:: Collected data ::
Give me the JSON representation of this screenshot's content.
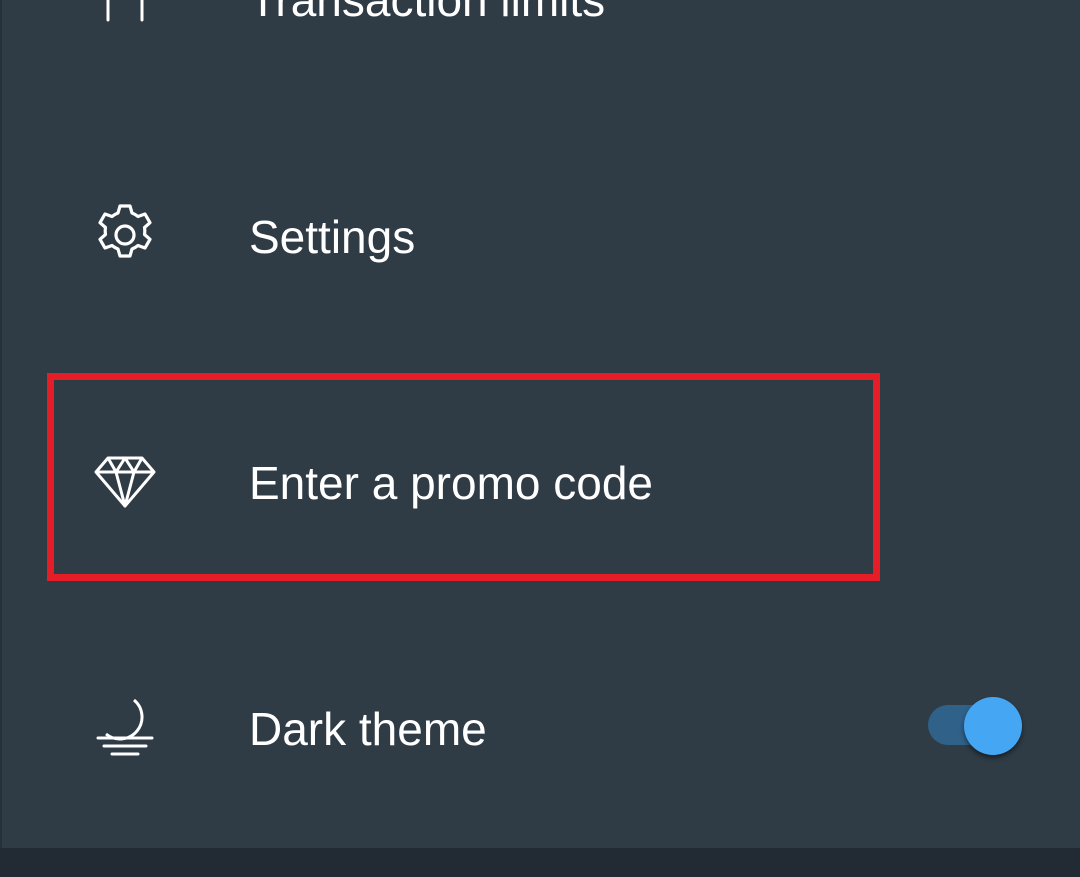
{
  "menu": {
    "items": [
      {
        "id": "limits",
        "label": "Transaction limits",
        "icon": "limits-icon"
      },
      {
        "id": "settings",
        "label": "Settings",
        "icon": "gear-icon"
      },
      {
        "id": "promo",
        "label": "Enter a promo code",
        "icon": "diamond-icon"
      },
      {
        "id": "dark",
        "label": "Dark theme",
        "icon": "moon-icon"
      }
    ],
    "dark_theme_enabled": true
  },
  "colors": {
    "background": "#2f3b45",
    "text": "#ffffff",
    "highlight_border": "#e41d26",
    "toggle_thumb": "#45a6f3",
    "toggle_track": "#2f6189",
    "bottom_bar": "#222b33"
  }
}
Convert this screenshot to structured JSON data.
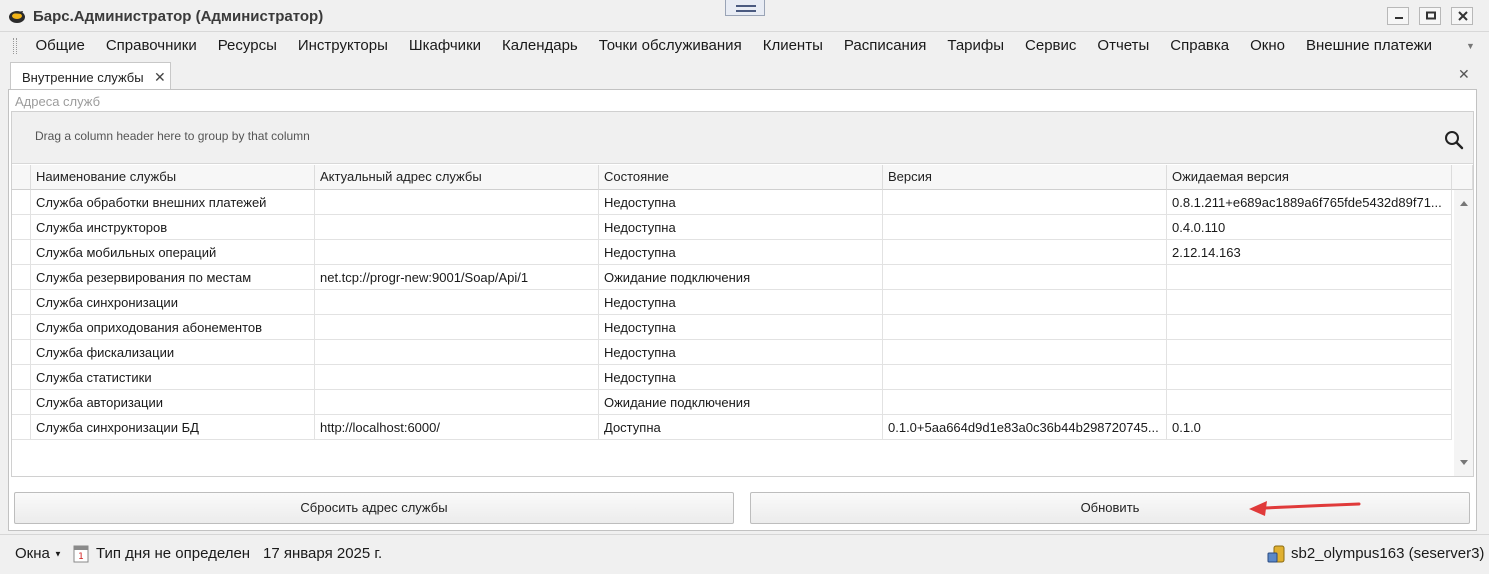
{
  "window": {
    "title": "Барс.Администратор (Администратор)"
  },
  "menu": {
    "items": [
      "Общие",
      "Справочники",
      "Ресурсы",
      "Инструкторы",
      "Шкафчики",
      "Календарь",
      "Точки обслуживания",
      "Клиенты",
      "Расписания",
      "Тарифы",
      "Сервис",
      "Отчеты",
      "Справка",
      "Окно",
      "Внешние платежи"
    ]
  },
  "tabs": {
    "active_label": "Внутренние службы"
  },
  "section": {
    "title": "Адреса служб"
  },
  "grid": {
    "group_hint": "Drag a column header here to group by that column",
    "columns": [
      "Наименование службы",
      "Актуальный адрес службы",
      "Состояние",
      "Версия",
      "Ожидаемая версия"
    ],
    "rows": [
      [
        "Служба обработки внешних платежей",
        "",
        "Недоступна",
        "",
        "0.8.1.211+e689ac1889a6f765fde5432d89f71..."
      ],
      [
        "Служба инструкторов",
        "",
        "Недоступна",
        "",
        "0.4.0.110"
      ],
      [
        "Служба мобильных операций",
        "",
        "Недоступна",
        "",
        "2.12.14.163"
      ],
      [
        "Служба резервирования по местам",
        "net.tcp://progr-new:9001/Soap/Api/1",
        "Ожидание подключения",
        "",
        ""
      ],
      [
        "Служба синхронизации",
        "",
        "Недоступна",
        "",
        ""
      ],
      [
        "Служба оприходования абонементов",
        "",
        "Недоступна",
        "",
        ""
      ],
      [
        "Служба фискализации",
        "",
        "Недоступна",
        "",
        ""
      ],
      [
        "Служба статистики",
        "",
        "Недоступна",
        "",
        ""
      ],
      [
        "Служба авторизации",
        "",
        "Ожидание подключения",
        "",
        ""
      ],
      [
        "Служба синхронизации БД",
        "http://localhost:6000/",
        "Доступна",
        "0.1.0+5aa664d9d1e83a0c36b44b298720745...",
        "0.1.0"
      ]
    ]
  },
  "buttons": {
    "reset": "Сбросить адрес службы",
    "refresh": "Обновить"
  },
  "status": {
    "windows_menu": "Окна",
    "day_type": "Тип дня не определен",
    "date": "17 января 2025 г.",
    "connection": "sb2_olympus163 (seserver3)"
  },
  "colors": {
    "annotation_arrow": "#e03a3a"
  }
}
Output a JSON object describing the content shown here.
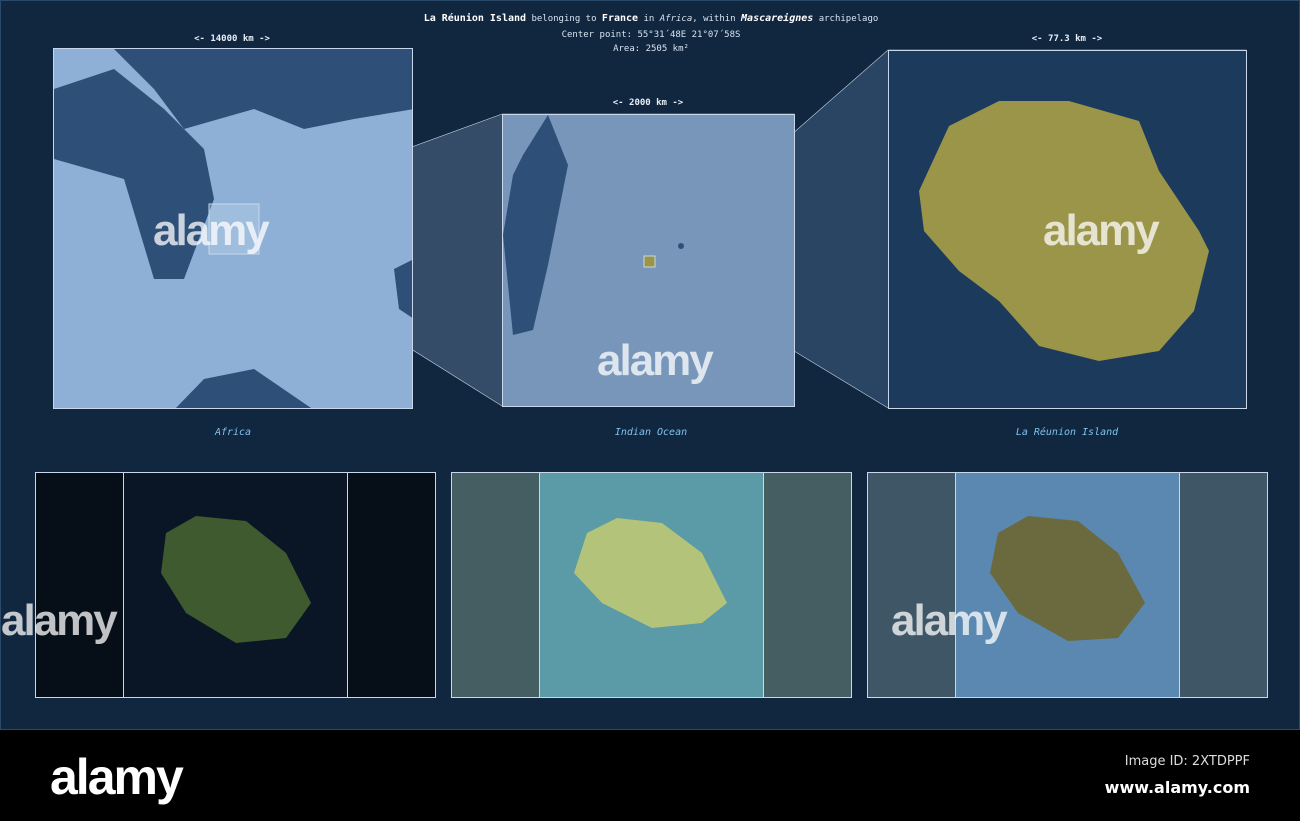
{
  "header": {
    "name": "La Réunion Island",
    "t1": "belonging to",
    "country": "France",
    "t2": "in",
    "continent": "Africa",
    "t3": ", within",
    "archipelago": "Mascareignes",
    "t4": "archipelago",
    "center": "Center point: 55°31´48E  21°07´58S",
    "area": "Area: 2505 km²"
  },
  "panels": [
    {
      "label": "Africa",
      "scale": "<-   14000 km   ->"
    },
    {
      "label": "Indian Ocean",
      "scale": "<-   2000 km   ->"
    },
    {
      "label": "La Réunion Island",
      "scale": "<-   77.3 km   ->"
    }
  ],
  "colors": {
    "background": "#11263f",
    "island": "#9a9548",
    "ocean_light": "#8fb0d6",
    "land_dark": "#2d4f78"
  },
  "watermark": "alamy",
  "footer": {
    "logo": "alamy",
    "image_id": "Image ID: 2XTDPPF",
    "url": "www.alamy.com"
  }
}
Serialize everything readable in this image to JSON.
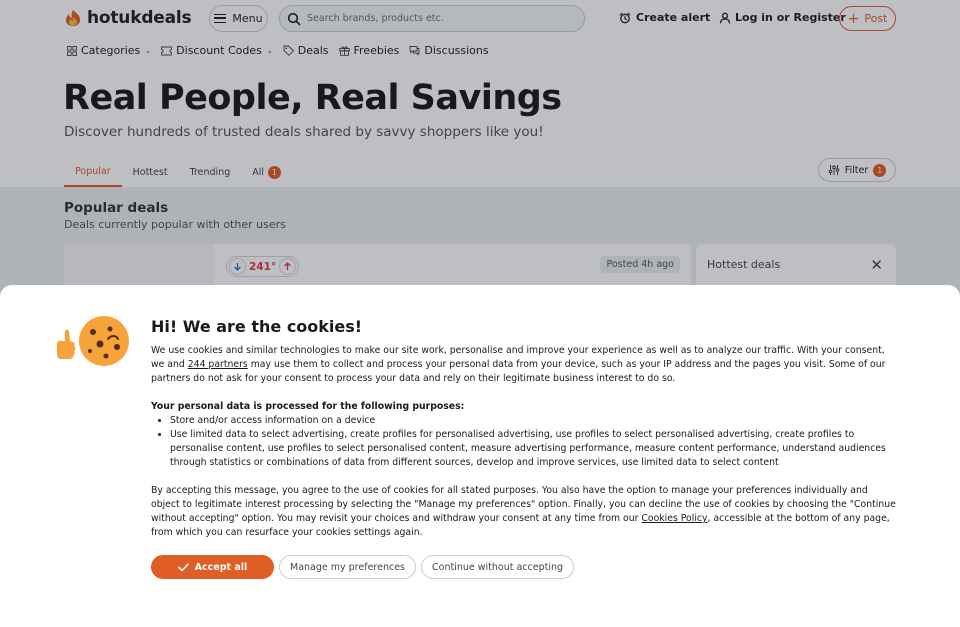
{
  "brand": {
    "name": "hotukdeals",
    "accent": "#e05d25"
  },
  "header": {
    "menu_label": "Menu",
    "search_placeholder": "Search brands, products etc.",
    "create_alert": "Create alert",
    "login": "Log in or Register",
    "post": "Post"
  },
  "nav": {
    "items": [
      {
        "label": "Categories",
        "icon": "grid-icon",
        "dropdown": true
      },
      {
        "label": "Discount Codes",
        "icon": "ticket-icon",
        "dropdown": true
      },
      {
        "label": "Deals",
        "icon": "tag-icon",
        "dropdown": false
      },
      {
        "label": "Freebies",
        "icon": "gift-icon",
        "dropdown": false
      },
      {
        "label": "Discussions",
        "icon": "chat-icon",
        "dropdown": false
      }
    ]
  },
  "hero": {
    "title": "Real People, Real Savings",
    "subtitle": "Discover hundreds of trusted deals shared by savvy shoppers like you!"
  },
  "tabs": {
    "items": [
      "Popular",
      "Hottest",
      "Trending",
      "All"
    ],
    "active": "Popular",
    "all_badge": "1",
    "filter_label": "Filter",
    "filter_badge": "1"
  },
  "section": {
    "title": "Popular deals",
    "subtitle": "Deals currently popular with other users"
  },
  "deal": {
    "temperature": "241°",
    "posted": "Posted 4h ago"
  },
  "sidebar": {
    "hottest_title": "Hottest deals"
  },
  "cookie": {
    "title": "Hi! We are the cookies!",
    "intro_1": "We use cookies and similar technologies to make our site work, personalise and improve your experience as well as to analyze our traffic. With your consent, we and ",
    "partners_link": "244 partners",
    "intro_2": " may use them to collect and process your personal data from your device, such as your IP address and the pages you visit. Some of our partners do not ask for your consent to process your data and rely on their legitimate business interest to do so.",
    "purposes_heading": "Your personal data is processed for the following purposes:",
    "purposes": [
      "Store and/or access information on a device",
      "Use limited data to select advertising, create profiles for personalised advertising, use profiles to select personalised advertising, create profiles to personalise content, use profiles to select personalised content, measure advertising performance, measure content performance, understand audiences through statistics or combinations of data from different sources, develop and improve services, use limited data to select content"
    ],
    "accept_text_1": "By accepting this message, you agree to the use of cookies for all stated purposes. You also have the option to manage your preferences individually and object to legitimate interest processing by selecting the \"Manage my preferences\" option. Finally, you can decline the use of cookies by choosing the \"Continue without accepting\" option. You may revisit your choices and withdraw your consent at any time from our ",
    "policy_link": "Cookies Policy",
    "accept_text_2": ", accessible at the bottom of any page, from which you can resurface your cookies settings again.",
    "buttons": {
      "accept": "Accept all",
      "manage": "Manage my preferences",
      "continue": "Continue without accepting"
    }
  }
}
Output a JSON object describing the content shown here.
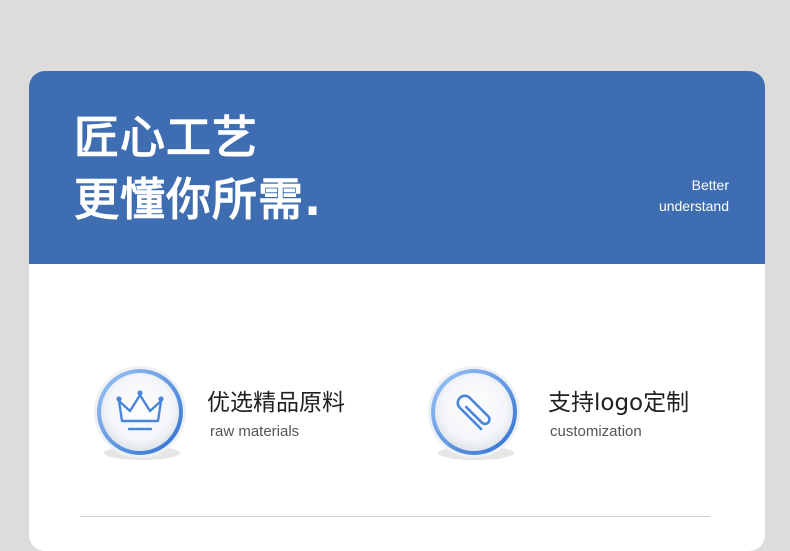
{
  "banner": {
    "headline_line1": "匠心工艺",
    "headline_line2": "更懂你所需.",
    "side_line1": "Better",
    "side_line2": "understand",
    "color": "#3e6db1"
  },
  "features": [
    {
      "title": "优选精品原料",
      "subtitle": "raw materials",
      "icon": "crown-icon"
    },
    {
      "title": "支持logo定制",
      "subtitle": "customization",
      "icon": "paperclip-icon"
    }
  ],
  "accent_color": "#4a86d9"
}
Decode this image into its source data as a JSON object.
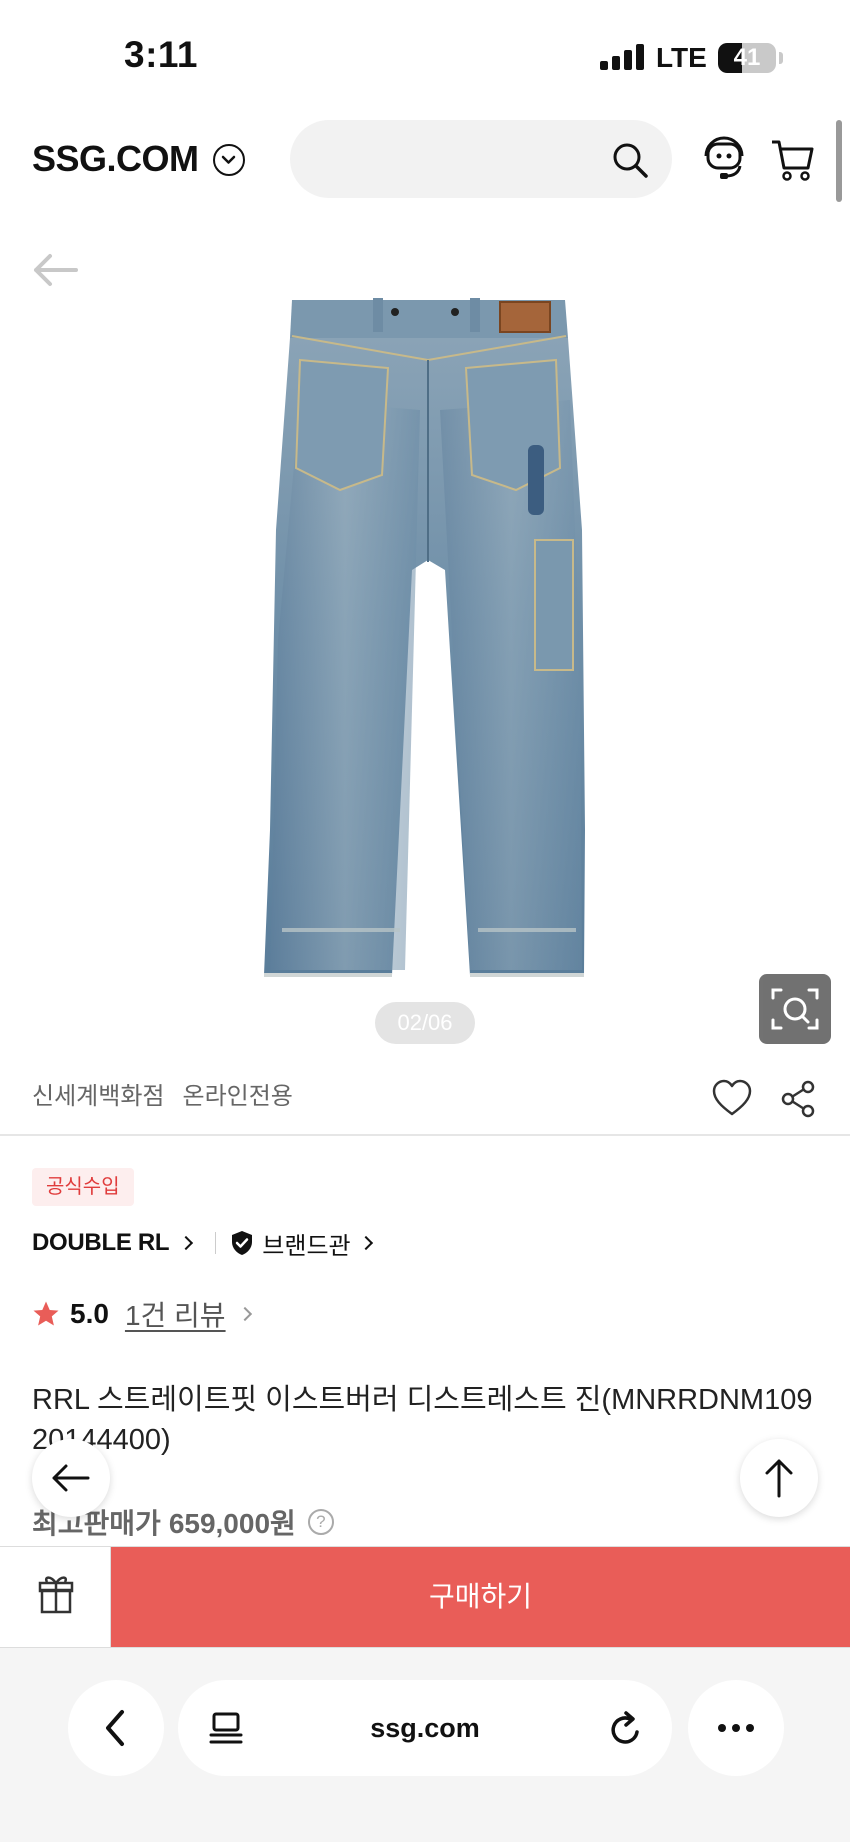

:: WRITTEN EXERCISE ::
Each record should be quoted exactly, with the images omitted.

:: FULL ANSWER ::
Give me the JSON representation of this screenshot's content.
{
  "menu": {
    "items": [
      {
        "id": "limits",
        "label": "Transaction limits",
        "icon": "limits-icon"
      },
      {
        "id": "settings",
        "label": "Settings",
        "icon": "gear-icon"
      },
      {
        "id": "promo",
        "label": "Enter a promo code",
        "icon": "diamond-icon"
      },
      {
        "id": "dark",
        "label": "Dark theme",
        "icon": "moon-icon"
      }
    ],
    "dark_theme_enabled": true
  },
  "colors": {
    "background": "#2f3b45",
    "text": "#ffffff",
    "highlight_border": "#e41d26",
    "toggle_thumb": "#45a6f3",
    "toggle_track": "#2f6189",
    "bottom_bar": "#222b33"
  }
}
Convert this screenshot to structured JSON data.
{
  "window": {
    "title": "Барс.Администратор (Администратор)"
  },
  "menu": {
    "items": [
      "Общие",
      "Справочники",
      "Ресурсы",
      "Инструкторы",
      "Шкафчики",
      "Календарь",
      "Точки обслуживания",
      "Клиенты",
      "Расписания",
      "Тарифы",
      "Сервис",
      "Отчеты",
      "Справка",
      "Окно",
      "Внешние платежи"
    ]
  },
  "tabs": {
    "active_label": "Внутренние службы"
  },
  "section": {
    "title": "Адреса служб"
  },
  "grid": {
    "group_hint": "Drag a column header here to group by that column",
    "columns": [
      "Наименование службы",
      "Актуальный адрес службы",
      "Состояние",
      "Версия",
      "Ожидаемая версия"
    ],
    "rows": [
      [
        "Служба обработки внешних платежей",
        "",
        "Недоступна",
        "",
        "0.8.1.211+e689ac1889a6f765fde5432d89f71..."
      ],
      [
        "Служба инструкторов",
        "",
        "Недоступна",
        "",
        "0.4.0.110"
      ],
      [
        "Служба мобильных операций",
        "",
        "Недоступна",
        "",
        "2.12.14.163"
      ],
      [
        "Служба резервирования по местам",
        "net.tcp://progr-new:9001/Soap/Api/1",
        "Ожидание подключения",
        "",
        ""
      ],
      [
        "Служба синхронизации",
        "",
        "Недоступна",
        "",
        ""
      ],
      [
        "Служба оприходования абонементов",
        "",
        "Недоступна",
        "",
        ""
      ],
      [
        "Служба фискализации",
        "",
        "Недоступна",
        "",
        ""
      ],
      [
        "Служба статистики",
        "",
        "Недоступна",
        "",
        ""
      ],
      [
        "Служба авторизации",
        "",
        "Ожидание подключения",
        "",
        ""
      ],
      [
        "Служба синхронизации БД",
        "http://localhost:6000/",
        "Доступна",
        "0.1.0+5aa664d9d1e83a0c36b44b298720745...",
        "0.1.0"
      ]
    ]
  },
  "buttons": {
    "reset": "Сбросить адрес службы",
    "refresh": "Обновить"
  },
  "status": {
    "windows_menu": "Окна",
    "day_type": "Тип дня не определен",
    "date": "17 января 2025 г.",
    "connection": "sb2_olympus163 (seserver3)"
  },
  "colors": {
    "annotation_arrow": "#e03a3a"
  }
}
Output a JSON object describing the content shown here.
{
  "header": {
    "name": "La Réunion Island",
    "t1": "belonging to",
    "country": "France",
    "t2": "in",
    "continent": "Africa",
    "t3": ", within",
    "archipelago": "Mascareignes",
    "t4": "archipelago",
    "center": "Center point: 55°31´48E  21°07´58S",
    "area": "Area: 2505 km²"
  },
  "panels": [
    {
      "label": "Africa",
      "scale": "<-   14000 km   ->"
    },
    {
      "label": "Indian Ocean",
      "scale": "<-   2000 km   ->"
    },
    {
      "label": "La Réunion Island",
      "scale": "<-   77.3 km   ->"
    }
  ],
  "colors": {
    "background": "#11263f",
    "island": "#9a9548",
    "ocean_light": "#8fb0d6",
    "land_dark": "#2d4f78"
  },
  "watermark": "alamy",
  "footer": {
    "logo": "alamy",
    "image_id": "Image ID: 2XTDPPF",
    "url": "www.alamy.com"
  }
}
Serialize everything readable in this image to JSON.
{
  "brand": {
    "name": "hotukdeals",
    "accent": "#e05d25"
  },
  "header": {
    "menu_label": "Menu",
    "search_placeholder": "Search brands, products etc.",
    "create_alert": "Create alert",
    "login": "Log in or Register",
    "post": "Post"
  },
  "nav": {
    "items": [
      {
        "label": "Categories",
        "icon": "grid-icon",
        "dropdown": true
      },
      {
        "label": "Discount Codes",
        "icon": "ticket-icon",
        "dropdown": true
      },
      {
        "label": "Deals",
        "icon": "tag-icon",
        "dropdown": false
      },
      {
        "label": "Freebies",
        "icon": "gift-icon",
        "dropdown": false
      },
      {
        "label": "Discussions",
        "icon": "chat-icon",
        "dropdown": false
      }
    ]
  },
  "hero": {
    "title": "Real People, Real Savings",
    "subtitle": "Discover hundreds of trusted deals shared by savvy shoppers like you!"
  },
  "tabs": {
    "items": [
      "Popular",
      "Hottest",
      "Trending",
      "All"
    ],
    "active": "Popular",
    "all_badge": "1",
    "filter_label": "Filter",
    "filter_badge": "1"
  },
  "section": {
    "title": "Popular deals",
    "subtitle": "Deals currently popular with other users"
  },
  "deal": {
    "temperature": "241°",
    "posted": "Posted 4h ago"
  },
  "sidebar": {
    "hottest_title": "Hottest deals"
  },
  "cookie": {
    "title": "Hi! We are the cookies!",
    "intro_1": "We use cookies and similar technologies to make our site work, personalise and improve your experience as well as to analyze our traffic. With your consent, we and ",
    "partners_link": "244 partners",
    "intro_2": " may use them to collect and process your personal data from your device, such as your IP address and the pages you visit. Some of our partners do not ask for your consent to process your data and rely on their legitimate business interest to do so.",
    "purposes_heading": "Your personal data is processed for the following purposes:",
    "purposes": [
      "Store and/or access information on a device",
      "Use limited data to select advertising, create profiles for personalised advertising, use profiles to select personalised advertising, create profiles to personalise content, use profiles to select personalised content, measure advertising performance, measure content performance, understand audiences through statistics or combinations of data from different sources, develop and improve services, use limited data to select content"
    ],
    "accept_text_1": "By accepting this message, you agree to the use of cookies for all stated purposes. You also have the option to manage your preferences individually and object to legitimate interest processing by selecting the \"Manage my preferences\" option. Finally, you can decline the use of cookies by choosing the \"Continue without accepting\" option. You may revisit your choices and withdraw your consent at any time from our ",
    "policy_link": "Cookies Policy",
    "accept_text_2": ", accessible at the bottom of any page, from which you can resurface your cookies settings again.",
    "buttons": {
      "accept": "Accept all",
      "manage": "Manage my preferences",
      "continue": "Continue without accepting"
    }
  }
}
Output a JSON object describing the content shown here.
{
  "banner": {
    "headline_line1": "匠心工艺",
    "headline_line2": "更懂你所需.",
    "side_line1": "Better",
    "side_line2": "understand",
    "color": "#3e6db1"
  },
  "features": [
    {
      "title": "优选精品原料",
      "subtitle": "raw materials",
      "icon": "crown-icon"
    },
    {
      "title": "支持logo定制",
      "subtitle": "customization",
      "icon": "paperclip-icon"
    }
  ],
  "accent_color": "#4a86d9"
}
Decode this image into its source data as a JSON object.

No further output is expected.